> Goal of the exercise
Locate and copy each line in the data that contains the word "JSON".

Entries from a dataset:
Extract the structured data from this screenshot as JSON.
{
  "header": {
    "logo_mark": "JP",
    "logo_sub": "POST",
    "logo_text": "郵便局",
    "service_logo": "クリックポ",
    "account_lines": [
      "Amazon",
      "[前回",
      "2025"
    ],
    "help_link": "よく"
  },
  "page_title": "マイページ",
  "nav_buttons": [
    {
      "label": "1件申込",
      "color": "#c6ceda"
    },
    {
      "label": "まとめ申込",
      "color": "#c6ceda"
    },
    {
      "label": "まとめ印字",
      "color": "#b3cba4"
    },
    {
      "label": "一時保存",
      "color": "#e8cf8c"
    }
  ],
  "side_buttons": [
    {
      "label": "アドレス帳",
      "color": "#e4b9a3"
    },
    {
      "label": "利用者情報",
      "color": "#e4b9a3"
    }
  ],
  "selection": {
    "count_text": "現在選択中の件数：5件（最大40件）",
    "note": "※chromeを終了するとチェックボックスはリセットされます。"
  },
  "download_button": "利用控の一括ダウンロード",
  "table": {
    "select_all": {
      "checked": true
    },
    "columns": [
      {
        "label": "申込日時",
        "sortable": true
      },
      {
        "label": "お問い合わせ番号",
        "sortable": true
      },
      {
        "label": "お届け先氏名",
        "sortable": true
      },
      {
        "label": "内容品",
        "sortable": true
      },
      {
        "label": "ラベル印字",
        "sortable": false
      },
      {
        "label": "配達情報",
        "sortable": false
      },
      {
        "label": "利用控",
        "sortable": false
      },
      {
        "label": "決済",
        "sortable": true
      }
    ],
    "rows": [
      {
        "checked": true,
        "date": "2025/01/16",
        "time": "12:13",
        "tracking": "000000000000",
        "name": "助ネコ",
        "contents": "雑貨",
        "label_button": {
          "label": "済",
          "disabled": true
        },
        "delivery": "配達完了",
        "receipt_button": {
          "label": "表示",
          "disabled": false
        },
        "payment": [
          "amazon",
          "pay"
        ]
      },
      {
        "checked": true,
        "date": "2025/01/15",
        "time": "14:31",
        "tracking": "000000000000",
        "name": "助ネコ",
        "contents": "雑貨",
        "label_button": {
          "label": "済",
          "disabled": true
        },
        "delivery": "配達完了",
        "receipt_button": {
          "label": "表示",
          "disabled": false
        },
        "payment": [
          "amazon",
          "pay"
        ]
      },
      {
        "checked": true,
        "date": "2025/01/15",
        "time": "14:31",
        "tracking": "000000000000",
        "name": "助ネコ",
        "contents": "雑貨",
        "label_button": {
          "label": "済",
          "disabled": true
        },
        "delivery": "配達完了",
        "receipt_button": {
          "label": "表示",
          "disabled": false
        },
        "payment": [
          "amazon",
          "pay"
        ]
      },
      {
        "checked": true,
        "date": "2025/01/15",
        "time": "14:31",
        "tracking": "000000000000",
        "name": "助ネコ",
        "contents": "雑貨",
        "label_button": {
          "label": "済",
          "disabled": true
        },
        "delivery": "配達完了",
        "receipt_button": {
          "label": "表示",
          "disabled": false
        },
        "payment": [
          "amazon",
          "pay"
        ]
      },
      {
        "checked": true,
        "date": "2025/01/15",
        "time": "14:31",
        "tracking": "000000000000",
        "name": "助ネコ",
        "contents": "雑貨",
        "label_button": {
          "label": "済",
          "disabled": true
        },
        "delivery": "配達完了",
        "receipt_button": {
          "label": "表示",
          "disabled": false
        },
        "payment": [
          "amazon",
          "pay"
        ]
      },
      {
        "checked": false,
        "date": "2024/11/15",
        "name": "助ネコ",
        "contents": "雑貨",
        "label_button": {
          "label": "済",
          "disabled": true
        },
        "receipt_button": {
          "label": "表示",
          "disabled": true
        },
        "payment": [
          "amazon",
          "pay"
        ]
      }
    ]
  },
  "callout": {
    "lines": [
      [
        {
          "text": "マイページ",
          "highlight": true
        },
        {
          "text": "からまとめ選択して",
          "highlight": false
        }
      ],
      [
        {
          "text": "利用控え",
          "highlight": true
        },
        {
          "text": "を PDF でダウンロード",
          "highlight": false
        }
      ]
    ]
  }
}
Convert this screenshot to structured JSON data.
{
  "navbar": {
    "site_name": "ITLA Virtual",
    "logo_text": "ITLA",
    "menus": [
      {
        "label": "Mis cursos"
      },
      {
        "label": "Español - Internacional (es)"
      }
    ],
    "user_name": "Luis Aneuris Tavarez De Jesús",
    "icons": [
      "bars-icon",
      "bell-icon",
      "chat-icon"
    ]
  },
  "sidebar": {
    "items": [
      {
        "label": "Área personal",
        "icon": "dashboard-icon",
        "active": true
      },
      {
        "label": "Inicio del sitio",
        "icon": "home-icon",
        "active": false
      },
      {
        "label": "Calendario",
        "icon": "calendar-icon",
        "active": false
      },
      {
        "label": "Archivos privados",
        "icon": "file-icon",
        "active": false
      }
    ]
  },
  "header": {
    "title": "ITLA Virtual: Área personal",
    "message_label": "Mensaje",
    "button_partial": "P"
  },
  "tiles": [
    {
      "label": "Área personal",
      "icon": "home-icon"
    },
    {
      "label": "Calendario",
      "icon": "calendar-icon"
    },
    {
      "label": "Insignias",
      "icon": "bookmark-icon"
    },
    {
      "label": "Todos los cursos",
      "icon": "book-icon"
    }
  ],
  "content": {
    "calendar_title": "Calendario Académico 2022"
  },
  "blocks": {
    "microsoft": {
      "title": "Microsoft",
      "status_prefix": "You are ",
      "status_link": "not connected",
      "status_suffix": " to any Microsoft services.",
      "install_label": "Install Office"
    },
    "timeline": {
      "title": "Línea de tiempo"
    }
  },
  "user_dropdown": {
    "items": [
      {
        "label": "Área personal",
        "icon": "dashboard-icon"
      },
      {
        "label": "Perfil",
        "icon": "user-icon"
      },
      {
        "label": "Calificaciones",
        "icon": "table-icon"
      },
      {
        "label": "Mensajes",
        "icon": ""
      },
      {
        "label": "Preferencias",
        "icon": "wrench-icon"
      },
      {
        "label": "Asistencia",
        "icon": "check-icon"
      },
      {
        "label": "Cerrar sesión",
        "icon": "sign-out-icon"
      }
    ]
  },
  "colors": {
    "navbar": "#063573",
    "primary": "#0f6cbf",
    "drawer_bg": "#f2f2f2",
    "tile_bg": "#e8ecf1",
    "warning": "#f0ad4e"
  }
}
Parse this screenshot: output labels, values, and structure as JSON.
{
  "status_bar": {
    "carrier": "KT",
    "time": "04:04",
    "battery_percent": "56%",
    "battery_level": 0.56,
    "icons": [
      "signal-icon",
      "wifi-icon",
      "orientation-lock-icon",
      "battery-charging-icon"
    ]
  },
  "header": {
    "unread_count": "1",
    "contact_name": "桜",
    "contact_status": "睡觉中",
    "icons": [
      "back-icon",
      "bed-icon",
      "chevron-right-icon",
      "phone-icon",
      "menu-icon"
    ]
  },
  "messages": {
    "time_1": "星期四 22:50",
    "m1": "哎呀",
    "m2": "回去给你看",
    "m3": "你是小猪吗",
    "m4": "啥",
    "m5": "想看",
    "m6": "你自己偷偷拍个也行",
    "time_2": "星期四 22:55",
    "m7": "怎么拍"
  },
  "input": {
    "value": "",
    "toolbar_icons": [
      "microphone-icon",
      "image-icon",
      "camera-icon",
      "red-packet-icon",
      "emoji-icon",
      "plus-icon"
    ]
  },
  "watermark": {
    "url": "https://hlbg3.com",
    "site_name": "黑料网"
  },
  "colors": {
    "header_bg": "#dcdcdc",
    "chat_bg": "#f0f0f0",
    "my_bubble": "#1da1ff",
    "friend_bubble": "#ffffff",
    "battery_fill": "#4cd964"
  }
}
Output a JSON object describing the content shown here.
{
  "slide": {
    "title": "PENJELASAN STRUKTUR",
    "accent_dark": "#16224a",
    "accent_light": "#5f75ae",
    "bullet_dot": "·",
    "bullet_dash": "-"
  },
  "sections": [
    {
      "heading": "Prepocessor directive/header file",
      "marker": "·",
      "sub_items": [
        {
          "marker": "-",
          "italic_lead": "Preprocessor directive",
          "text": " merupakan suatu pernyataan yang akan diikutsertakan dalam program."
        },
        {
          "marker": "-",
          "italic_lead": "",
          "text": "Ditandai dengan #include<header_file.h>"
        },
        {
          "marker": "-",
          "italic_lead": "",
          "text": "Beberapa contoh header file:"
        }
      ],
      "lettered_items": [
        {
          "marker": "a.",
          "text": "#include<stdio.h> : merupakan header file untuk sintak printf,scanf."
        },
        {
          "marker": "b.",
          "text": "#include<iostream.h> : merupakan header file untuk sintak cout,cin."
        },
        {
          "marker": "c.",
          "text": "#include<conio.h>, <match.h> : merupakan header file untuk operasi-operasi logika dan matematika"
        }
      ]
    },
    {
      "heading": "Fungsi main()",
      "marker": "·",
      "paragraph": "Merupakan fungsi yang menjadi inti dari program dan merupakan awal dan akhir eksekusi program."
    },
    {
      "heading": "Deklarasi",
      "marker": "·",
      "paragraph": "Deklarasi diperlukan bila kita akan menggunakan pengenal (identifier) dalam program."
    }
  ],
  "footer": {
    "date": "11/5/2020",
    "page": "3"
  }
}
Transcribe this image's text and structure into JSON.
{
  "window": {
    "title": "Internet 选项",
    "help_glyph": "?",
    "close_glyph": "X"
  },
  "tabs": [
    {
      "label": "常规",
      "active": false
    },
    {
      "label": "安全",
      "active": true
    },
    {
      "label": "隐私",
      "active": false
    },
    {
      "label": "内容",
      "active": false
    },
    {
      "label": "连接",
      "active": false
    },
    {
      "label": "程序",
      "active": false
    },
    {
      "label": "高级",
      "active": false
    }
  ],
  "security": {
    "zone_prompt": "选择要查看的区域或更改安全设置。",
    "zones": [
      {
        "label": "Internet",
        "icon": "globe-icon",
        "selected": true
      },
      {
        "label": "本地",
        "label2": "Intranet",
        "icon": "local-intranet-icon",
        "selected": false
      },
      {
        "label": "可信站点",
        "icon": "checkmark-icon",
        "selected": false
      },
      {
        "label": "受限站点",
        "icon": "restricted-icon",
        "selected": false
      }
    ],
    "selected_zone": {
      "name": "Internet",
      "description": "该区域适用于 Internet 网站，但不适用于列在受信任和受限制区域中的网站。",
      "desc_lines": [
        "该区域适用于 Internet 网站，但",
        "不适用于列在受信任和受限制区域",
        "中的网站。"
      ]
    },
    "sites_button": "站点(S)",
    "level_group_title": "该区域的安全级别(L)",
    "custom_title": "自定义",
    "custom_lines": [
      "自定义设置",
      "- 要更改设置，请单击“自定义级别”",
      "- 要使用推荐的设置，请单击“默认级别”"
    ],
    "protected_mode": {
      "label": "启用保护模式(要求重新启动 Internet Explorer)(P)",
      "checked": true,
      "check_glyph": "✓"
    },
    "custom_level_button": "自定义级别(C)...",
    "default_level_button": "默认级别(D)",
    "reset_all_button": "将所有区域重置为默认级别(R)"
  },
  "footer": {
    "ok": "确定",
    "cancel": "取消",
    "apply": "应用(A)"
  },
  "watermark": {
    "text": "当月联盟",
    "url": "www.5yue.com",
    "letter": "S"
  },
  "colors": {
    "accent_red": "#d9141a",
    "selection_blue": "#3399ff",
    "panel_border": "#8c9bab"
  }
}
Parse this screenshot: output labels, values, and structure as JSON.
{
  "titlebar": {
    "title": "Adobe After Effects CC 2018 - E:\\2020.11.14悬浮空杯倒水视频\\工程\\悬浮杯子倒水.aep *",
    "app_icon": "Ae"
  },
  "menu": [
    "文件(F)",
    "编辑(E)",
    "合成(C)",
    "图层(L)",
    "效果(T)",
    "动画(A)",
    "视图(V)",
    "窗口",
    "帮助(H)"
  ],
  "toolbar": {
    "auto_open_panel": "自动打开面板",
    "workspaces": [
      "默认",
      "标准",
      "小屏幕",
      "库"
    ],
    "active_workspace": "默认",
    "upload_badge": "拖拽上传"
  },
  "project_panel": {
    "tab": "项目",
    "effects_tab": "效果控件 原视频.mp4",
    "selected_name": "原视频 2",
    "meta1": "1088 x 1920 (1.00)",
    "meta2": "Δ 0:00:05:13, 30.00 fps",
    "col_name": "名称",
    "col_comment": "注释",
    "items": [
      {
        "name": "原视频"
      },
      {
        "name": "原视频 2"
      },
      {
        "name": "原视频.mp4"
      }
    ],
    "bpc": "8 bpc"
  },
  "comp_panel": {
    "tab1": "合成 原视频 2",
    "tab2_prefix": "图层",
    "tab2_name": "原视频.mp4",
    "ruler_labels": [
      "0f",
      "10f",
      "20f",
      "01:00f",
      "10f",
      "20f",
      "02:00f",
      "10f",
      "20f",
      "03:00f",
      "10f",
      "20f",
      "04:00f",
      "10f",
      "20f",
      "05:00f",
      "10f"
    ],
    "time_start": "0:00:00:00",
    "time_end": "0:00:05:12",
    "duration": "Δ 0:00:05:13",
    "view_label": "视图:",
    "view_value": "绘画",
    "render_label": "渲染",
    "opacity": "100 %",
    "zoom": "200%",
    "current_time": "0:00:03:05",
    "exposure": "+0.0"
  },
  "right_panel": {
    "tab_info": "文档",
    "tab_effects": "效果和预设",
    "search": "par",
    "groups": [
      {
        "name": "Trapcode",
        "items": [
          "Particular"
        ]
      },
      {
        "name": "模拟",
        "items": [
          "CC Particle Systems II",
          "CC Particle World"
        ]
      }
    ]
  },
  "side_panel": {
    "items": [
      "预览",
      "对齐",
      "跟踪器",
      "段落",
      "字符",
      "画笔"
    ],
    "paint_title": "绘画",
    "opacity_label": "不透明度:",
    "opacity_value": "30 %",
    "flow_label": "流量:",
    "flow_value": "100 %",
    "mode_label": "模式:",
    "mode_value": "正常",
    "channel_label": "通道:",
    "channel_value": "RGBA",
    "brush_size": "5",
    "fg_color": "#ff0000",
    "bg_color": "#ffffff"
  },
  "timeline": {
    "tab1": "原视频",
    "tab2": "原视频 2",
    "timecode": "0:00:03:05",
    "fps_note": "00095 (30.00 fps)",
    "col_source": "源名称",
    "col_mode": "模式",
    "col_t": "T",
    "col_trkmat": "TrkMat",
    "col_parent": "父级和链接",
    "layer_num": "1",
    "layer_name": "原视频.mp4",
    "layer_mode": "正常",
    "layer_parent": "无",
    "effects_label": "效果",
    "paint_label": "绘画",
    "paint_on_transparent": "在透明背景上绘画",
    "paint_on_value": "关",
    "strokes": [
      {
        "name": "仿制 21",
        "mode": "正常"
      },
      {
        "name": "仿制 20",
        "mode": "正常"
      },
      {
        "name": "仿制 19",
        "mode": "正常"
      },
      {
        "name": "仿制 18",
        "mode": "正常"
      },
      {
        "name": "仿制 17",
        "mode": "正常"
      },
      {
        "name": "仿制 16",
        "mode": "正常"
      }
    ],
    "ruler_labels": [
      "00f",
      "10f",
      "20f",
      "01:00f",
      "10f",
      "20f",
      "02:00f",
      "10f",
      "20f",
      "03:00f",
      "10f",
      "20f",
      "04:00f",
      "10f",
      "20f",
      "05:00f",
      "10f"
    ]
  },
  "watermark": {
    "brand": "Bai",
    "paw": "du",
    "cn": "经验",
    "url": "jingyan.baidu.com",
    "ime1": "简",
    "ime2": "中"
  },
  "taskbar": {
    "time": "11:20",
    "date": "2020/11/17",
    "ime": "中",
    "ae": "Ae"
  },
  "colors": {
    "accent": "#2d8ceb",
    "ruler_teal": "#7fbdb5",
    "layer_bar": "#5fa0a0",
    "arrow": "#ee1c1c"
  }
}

> Result below
Extract the structured data from this screenshot as JSON.
Convert this screenshot to structured JSON data.
Parse this screenshot: output labels, values, and structure as JSON.
Output a JSON object describing the content shown here.
Transcribe this image's text and structure into JSON.
Parse this screenshot: output labels, values, and structure as JSON.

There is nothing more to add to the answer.